§ Short task:
Search the material and gather each line with "name" in it.

::: Dataset

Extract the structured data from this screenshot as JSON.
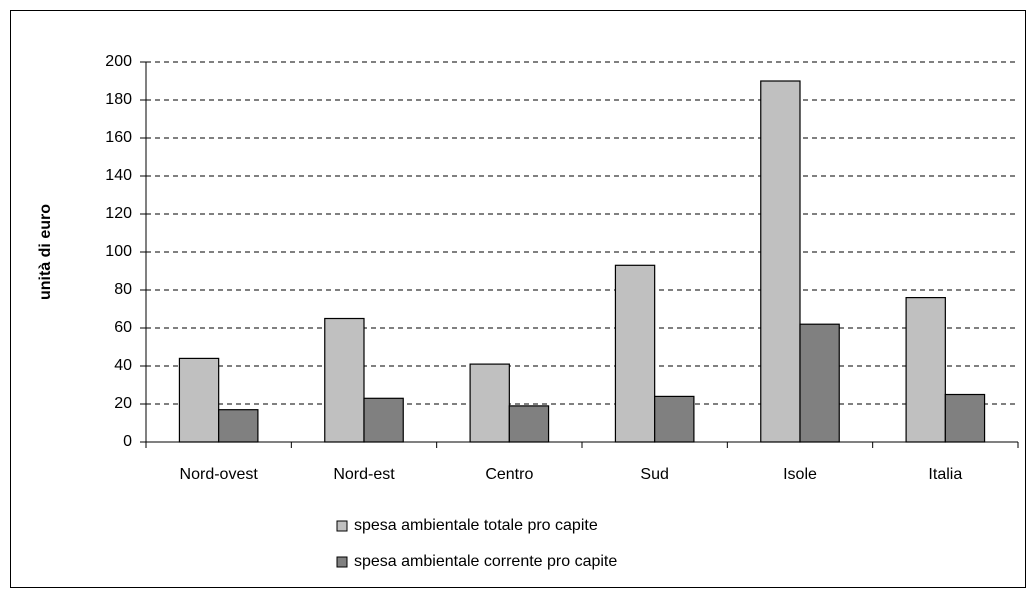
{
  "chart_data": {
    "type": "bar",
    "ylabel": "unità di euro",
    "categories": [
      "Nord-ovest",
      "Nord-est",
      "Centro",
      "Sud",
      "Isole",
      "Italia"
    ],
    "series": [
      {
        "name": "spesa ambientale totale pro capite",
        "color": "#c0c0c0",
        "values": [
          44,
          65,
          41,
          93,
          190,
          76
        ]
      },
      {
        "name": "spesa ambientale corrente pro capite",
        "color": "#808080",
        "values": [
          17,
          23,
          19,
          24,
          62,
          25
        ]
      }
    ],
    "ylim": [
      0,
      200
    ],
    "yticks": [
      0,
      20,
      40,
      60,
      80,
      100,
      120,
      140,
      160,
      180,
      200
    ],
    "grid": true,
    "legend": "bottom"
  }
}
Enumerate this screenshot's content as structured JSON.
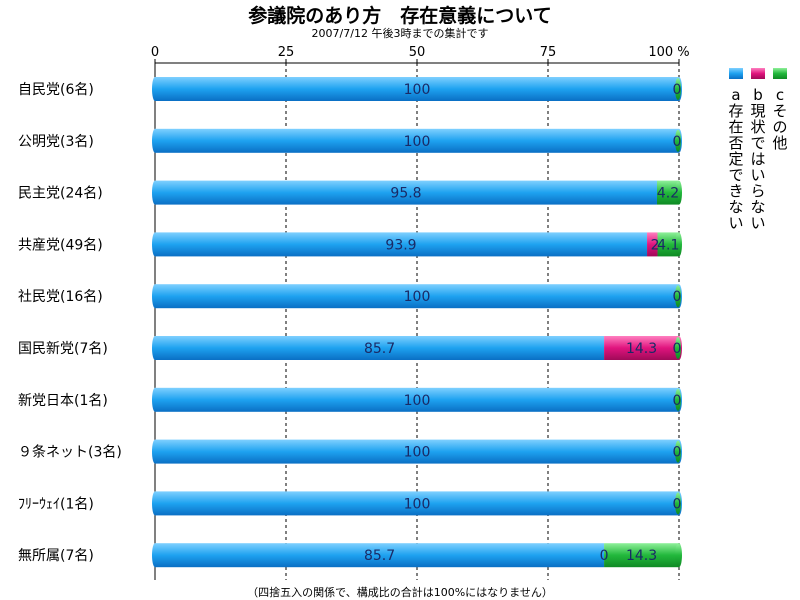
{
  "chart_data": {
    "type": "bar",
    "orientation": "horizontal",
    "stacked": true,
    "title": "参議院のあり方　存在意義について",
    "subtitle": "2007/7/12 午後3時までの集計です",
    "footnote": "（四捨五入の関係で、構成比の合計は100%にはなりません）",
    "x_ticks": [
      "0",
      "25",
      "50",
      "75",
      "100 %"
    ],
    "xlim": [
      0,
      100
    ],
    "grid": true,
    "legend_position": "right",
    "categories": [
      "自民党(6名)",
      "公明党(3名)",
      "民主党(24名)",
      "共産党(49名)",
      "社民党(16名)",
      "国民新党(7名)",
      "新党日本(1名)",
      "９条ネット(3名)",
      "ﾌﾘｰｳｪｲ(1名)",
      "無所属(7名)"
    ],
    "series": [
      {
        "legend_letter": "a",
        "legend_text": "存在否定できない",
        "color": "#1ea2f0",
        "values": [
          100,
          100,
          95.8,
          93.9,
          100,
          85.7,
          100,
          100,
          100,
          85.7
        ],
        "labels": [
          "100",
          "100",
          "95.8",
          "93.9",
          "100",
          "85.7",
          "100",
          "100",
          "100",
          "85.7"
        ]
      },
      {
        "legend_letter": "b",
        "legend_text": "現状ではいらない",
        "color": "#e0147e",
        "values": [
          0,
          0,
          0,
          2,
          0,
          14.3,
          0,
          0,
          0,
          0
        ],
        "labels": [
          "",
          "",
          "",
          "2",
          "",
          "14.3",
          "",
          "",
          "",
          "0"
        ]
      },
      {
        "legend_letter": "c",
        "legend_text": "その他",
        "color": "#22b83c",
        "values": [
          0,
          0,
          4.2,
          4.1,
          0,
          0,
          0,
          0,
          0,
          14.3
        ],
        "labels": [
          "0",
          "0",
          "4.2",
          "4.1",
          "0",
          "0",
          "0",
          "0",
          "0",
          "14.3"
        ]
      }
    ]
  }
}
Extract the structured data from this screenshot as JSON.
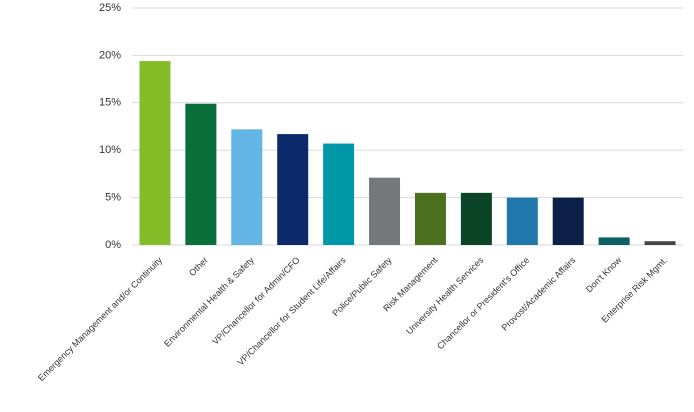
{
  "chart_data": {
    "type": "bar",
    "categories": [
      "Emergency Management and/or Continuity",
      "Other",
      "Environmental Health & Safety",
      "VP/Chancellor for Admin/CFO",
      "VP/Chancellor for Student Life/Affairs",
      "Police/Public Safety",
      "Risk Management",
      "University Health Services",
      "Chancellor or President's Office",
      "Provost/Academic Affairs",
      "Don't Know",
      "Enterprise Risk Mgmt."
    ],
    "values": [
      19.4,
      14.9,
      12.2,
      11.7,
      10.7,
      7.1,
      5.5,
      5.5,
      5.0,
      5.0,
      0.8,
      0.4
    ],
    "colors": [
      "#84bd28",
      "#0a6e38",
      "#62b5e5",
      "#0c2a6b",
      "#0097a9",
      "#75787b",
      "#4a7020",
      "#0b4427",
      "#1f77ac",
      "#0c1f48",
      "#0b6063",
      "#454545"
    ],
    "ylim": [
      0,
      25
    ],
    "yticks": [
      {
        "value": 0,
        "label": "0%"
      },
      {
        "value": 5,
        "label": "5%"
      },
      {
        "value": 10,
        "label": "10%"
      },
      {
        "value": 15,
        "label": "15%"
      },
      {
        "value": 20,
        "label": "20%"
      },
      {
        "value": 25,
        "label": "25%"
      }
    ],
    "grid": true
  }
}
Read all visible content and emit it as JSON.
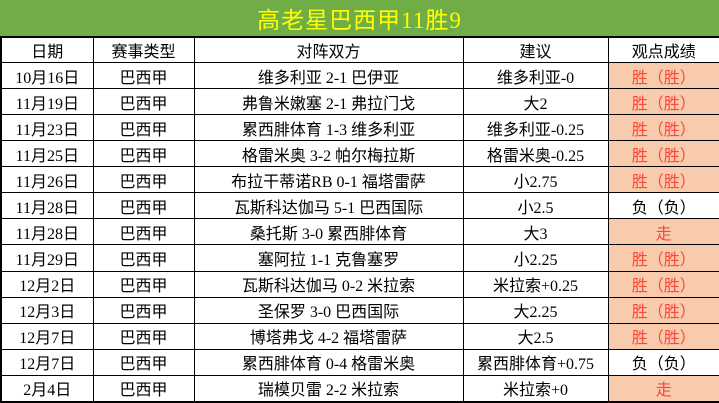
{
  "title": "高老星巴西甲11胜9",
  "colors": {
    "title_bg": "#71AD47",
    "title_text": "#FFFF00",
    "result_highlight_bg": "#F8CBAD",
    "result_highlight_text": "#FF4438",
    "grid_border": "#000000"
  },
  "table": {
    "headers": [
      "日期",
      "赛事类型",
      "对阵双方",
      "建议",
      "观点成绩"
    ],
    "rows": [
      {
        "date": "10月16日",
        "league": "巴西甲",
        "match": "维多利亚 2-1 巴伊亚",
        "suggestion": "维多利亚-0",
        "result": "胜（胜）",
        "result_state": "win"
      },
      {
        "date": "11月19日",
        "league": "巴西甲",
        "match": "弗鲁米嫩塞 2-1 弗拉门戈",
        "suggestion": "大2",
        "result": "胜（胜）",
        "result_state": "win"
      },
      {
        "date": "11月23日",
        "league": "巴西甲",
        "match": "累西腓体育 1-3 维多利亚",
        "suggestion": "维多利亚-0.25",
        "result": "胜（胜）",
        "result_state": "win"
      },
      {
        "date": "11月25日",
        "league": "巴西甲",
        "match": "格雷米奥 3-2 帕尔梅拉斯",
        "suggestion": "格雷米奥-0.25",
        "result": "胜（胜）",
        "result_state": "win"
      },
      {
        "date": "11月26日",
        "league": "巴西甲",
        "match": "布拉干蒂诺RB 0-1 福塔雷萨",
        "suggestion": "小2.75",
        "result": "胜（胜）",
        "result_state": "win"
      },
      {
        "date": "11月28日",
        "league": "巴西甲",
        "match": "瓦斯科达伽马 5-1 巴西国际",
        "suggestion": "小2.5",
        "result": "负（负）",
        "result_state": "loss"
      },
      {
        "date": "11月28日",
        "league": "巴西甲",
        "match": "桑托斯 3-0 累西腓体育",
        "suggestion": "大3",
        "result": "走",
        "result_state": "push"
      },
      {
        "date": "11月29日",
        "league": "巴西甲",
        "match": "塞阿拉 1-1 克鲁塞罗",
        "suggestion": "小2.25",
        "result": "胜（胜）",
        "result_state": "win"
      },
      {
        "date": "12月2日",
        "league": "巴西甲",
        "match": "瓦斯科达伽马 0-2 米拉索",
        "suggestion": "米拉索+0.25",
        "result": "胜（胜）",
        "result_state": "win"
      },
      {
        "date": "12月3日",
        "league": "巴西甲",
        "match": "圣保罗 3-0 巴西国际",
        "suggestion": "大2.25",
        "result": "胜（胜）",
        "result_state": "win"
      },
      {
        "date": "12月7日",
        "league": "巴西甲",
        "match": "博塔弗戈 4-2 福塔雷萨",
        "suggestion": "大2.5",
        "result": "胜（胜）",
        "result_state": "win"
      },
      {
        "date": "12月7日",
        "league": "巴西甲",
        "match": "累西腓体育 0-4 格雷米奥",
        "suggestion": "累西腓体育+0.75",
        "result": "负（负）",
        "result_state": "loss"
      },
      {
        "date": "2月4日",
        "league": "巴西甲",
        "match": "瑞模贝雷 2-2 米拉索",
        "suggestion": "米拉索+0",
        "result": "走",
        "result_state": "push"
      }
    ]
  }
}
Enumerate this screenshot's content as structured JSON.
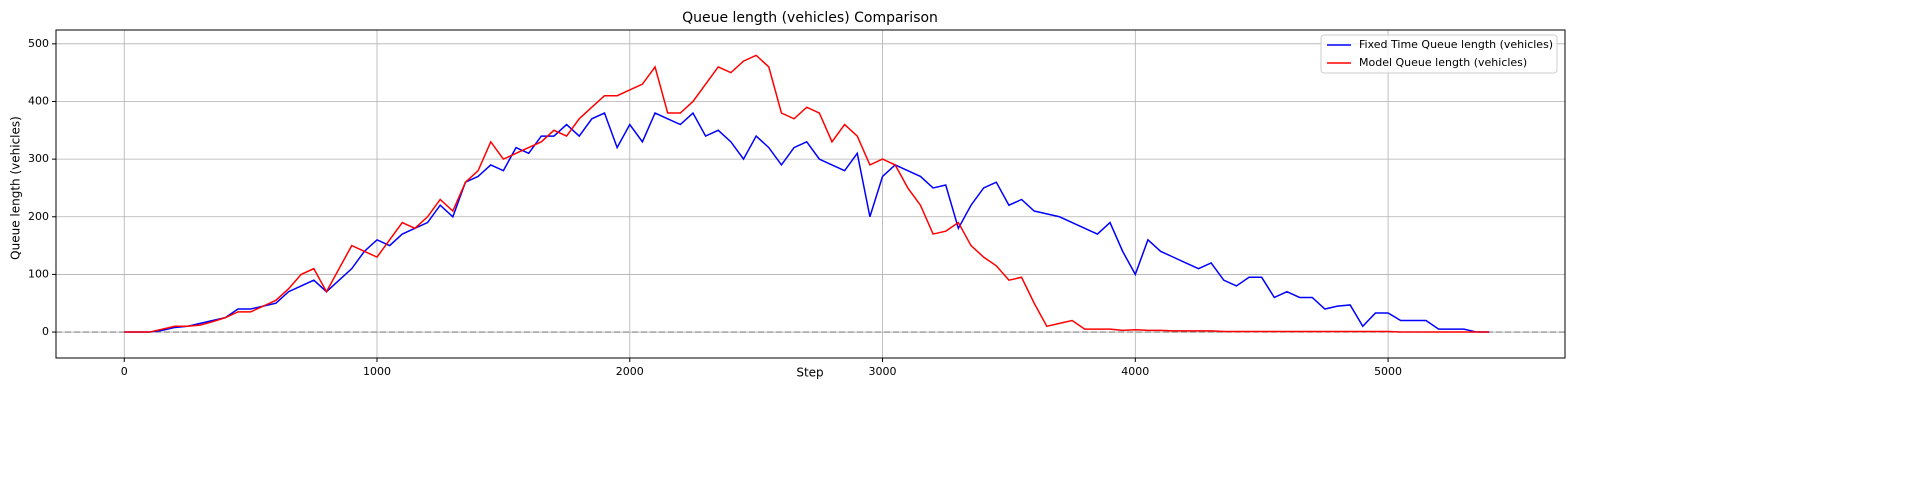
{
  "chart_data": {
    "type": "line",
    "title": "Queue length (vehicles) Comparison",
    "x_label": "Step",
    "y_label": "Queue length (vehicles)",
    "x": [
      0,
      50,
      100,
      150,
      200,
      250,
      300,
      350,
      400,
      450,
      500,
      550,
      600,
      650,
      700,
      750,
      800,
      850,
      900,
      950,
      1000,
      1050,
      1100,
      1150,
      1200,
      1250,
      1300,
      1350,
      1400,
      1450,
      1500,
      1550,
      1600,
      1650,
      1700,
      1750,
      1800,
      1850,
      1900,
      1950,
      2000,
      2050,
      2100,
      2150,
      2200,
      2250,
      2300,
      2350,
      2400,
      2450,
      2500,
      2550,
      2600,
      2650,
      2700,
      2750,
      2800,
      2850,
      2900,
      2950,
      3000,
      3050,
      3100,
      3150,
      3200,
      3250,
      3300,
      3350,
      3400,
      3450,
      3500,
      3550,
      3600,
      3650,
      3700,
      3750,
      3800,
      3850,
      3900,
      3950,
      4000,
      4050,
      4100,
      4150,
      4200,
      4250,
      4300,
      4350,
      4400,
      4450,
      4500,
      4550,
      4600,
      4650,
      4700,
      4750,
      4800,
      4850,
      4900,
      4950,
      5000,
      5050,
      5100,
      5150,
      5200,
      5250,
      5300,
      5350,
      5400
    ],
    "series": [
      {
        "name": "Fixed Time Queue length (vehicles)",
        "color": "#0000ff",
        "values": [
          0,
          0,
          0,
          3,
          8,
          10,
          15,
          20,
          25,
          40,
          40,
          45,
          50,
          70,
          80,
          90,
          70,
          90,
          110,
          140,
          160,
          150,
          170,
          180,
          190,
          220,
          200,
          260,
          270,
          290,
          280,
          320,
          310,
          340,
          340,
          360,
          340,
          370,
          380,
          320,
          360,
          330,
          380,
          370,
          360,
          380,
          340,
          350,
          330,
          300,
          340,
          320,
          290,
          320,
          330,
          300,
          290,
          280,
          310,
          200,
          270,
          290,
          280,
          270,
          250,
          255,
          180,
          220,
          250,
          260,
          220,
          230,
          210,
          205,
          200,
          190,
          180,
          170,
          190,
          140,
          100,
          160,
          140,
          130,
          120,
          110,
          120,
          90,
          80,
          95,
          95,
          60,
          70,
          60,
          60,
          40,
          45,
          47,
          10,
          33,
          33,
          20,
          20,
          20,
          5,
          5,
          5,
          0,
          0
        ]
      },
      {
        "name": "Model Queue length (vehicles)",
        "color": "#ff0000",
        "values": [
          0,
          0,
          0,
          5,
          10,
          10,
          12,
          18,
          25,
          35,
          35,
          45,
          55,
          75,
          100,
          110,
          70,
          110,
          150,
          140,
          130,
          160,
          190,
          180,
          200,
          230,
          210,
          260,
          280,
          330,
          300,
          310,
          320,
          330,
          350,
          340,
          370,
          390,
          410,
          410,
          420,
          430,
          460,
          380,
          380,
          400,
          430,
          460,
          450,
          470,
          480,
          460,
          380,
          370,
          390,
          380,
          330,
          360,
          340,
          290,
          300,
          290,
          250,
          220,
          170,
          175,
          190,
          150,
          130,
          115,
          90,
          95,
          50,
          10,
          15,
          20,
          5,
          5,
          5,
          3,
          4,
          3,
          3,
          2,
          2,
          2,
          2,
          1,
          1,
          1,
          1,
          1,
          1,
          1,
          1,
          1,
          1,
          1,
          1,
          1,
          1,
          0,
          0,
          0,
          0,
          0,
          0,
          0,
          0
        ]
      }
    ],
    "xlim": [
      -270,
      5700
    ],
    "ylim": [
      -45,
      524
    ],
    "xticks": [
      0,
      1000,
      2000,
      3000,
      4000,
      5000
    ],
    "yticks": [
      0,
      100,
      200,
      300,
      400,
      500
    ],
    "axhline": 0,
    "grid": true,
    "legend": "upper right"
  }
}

::::::

§ The reply:
        "name": "spesa ambientale totale pro capite",
        "name": "spesa ambientale corrente pro capite",
        "name": "Fixed Time Queue length (vehicles)",
        "name": "Model Queue length (vehicles)",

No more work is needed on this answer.